## Records provided
☆ ☆ ☆ ☆ ☆

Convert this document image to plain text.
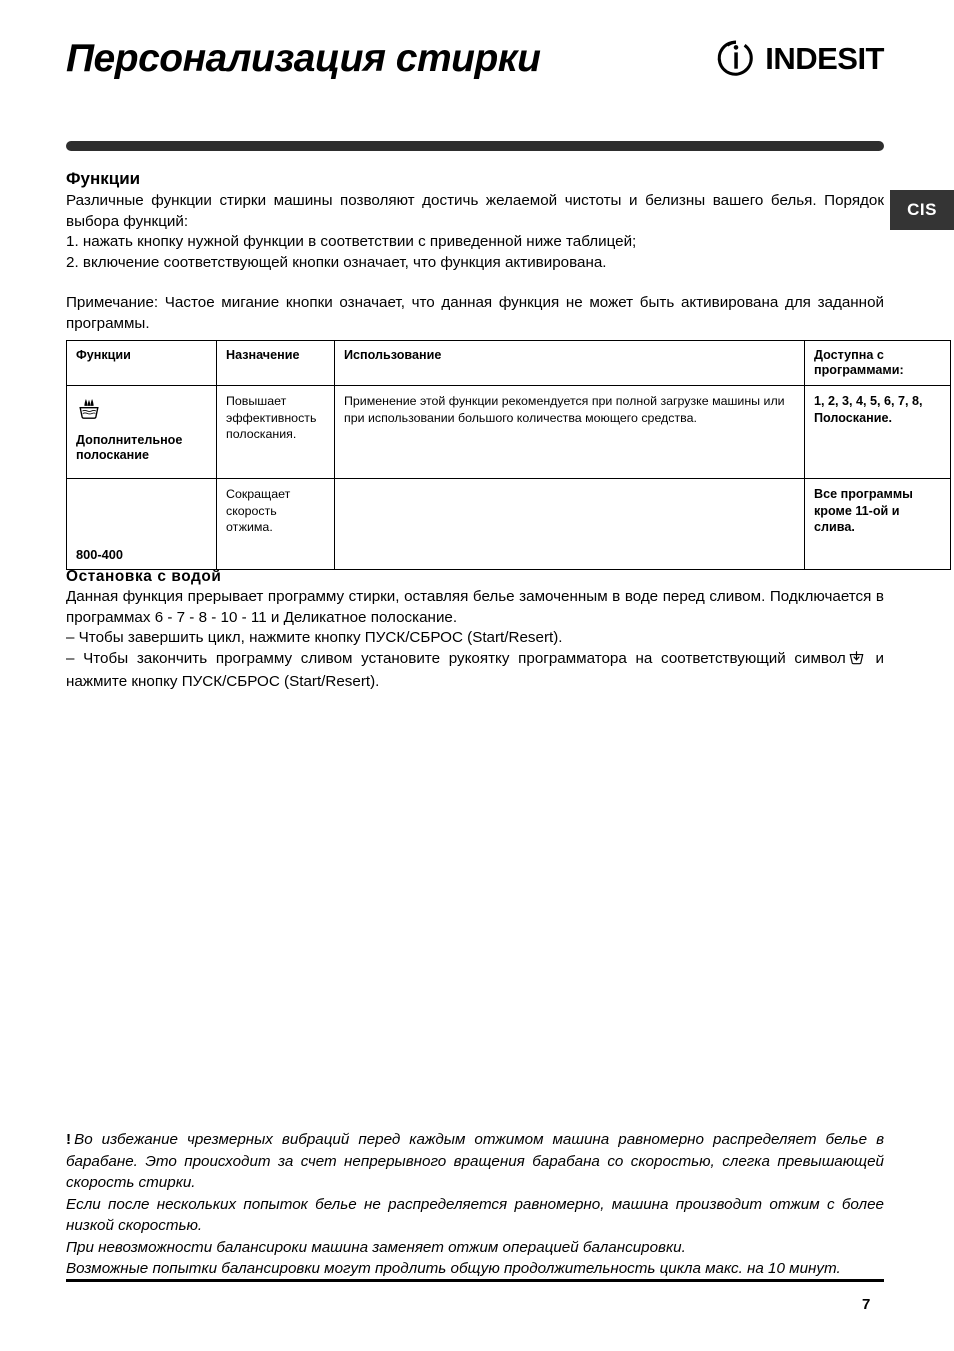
Персонализация стирки	INDESIT
CIS
Функции

Различные функции стирки машины позволяют достичь желаемой чистоты и белизны вашего белья. Порядок выбора функций:

1. нажать кнопку нужной функции в соответствии с приведенной ниже таблицей;

2. включение соответствующей кнопки означает, что функция активирована.

Примечание: Частое мигание кнопки означает, что данная функция не может быть активирована для заданной программы.

Функции	Назначение	Использование	Доступна с
программами:

Дополнительное полоскание	Повышает эффективность полоскания.	Применение этой функции рекомендуется при полной загрузке машины или при использовании большого количества моющего средства.	1, 2, 3, 4, 5, 6, 7, 8, Полоскание.

800-400	Сокращает скорость отжима.		Все программы кроме 11-ой и слива.
Остановка с водой

Данная функция прерывает программу стирки, оставляя белье замоченным в воде перед сливом. Подключается в программах 6 - 7 - 8 - 10 - 11 и Деликатное полоскание.

– Чтобы завершить цикл, нажмите кнопку ПУСК/СБРОС (Start/Resert).

– Чтобы закончить программу сливом установите рукоятку программатора на соответствующий символ и нажмите кнопку ПУСК/СБРОС (Start/Resert).

! Во избежание чрезмерных вибраций перед каждым отжимом машина равномерно распределяет белье в барабане. Это происходит за счет непрерывного вращения барабана со скоростью, слегка превышающей скорость стирки.

Если после нескольких попыток белье не распределяется равномерно, машина производит отжим с более низкой скоростью.

При невозможности балансироки машина заменяет отжим операцией балансировки.

Возможные попытки балансировки могут продлить общую продолжительность цикла макс. на 10 минут.

7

☆ ☆ ☆ ☆ ☆

## Required task
Without including any pictures, print all of the material exactly as given.

## Response
Convert this document image to plain text.
Персонализация стирки	INDESIT
CIS
Функции

Различные функции стирки машины позволяют достичь желаемой чистоты и белизны вашего белья. Порядок выбора функций:

1. нажать кнопку нужной функции в соответствии с приведенной ниже таблицей;

2. включение соответствующей кнопки означает, что функция активирована.

Примечание: Частое мигание кнопки означает, что данная функция не может быть активирована для заданной программы.

Функции	Назначение	Использование	Доступна с
программами:

Дополнительное полоскание	Повышает эффективность полоскания.	Применение этой функции рекомендуется при полной загрузке машины или при использовании большого количества моющего средства.	1, 2, 3, 4, 5, 6, 7, 8, Полоскание.

800-400	Сокращает скорость отжима.		Все программы кроме 11-ой и слива.
Остановка с водой

Данная функция прерывает программу стирки, оставляя белье замоченным в воде перед сливом. Подключается в программах 6 - 7 - 8 - 10 - 11 и Деликатное полоскание.

– Чтобы завершить цикл, нажмите кнопку ПУСК/СБРОС (Start/Resert).

– Чтобы закончить программу сливом установите рукоятку программатора на соответствующий символ и нажмите кнопку ПУСК/СБРОС (Start/Resert).

! Во избежание чрезмерных вибраций перед каждым отжимом машина равномерно распределяет белье в барабане. Это происходит за счет непрерывного вращения барабана со скоростью, слегка превышающей скорость стирки.

Если после нескольких попыток белье не распределяется равномерно, машина производит отжим с более низкой скоростью.

При невозможности балансироки машина заменяет отжим операцией балансировки.

Возможные попытки балансировки могут продлить общую продолжительность цикла макс. на 10 минут.

7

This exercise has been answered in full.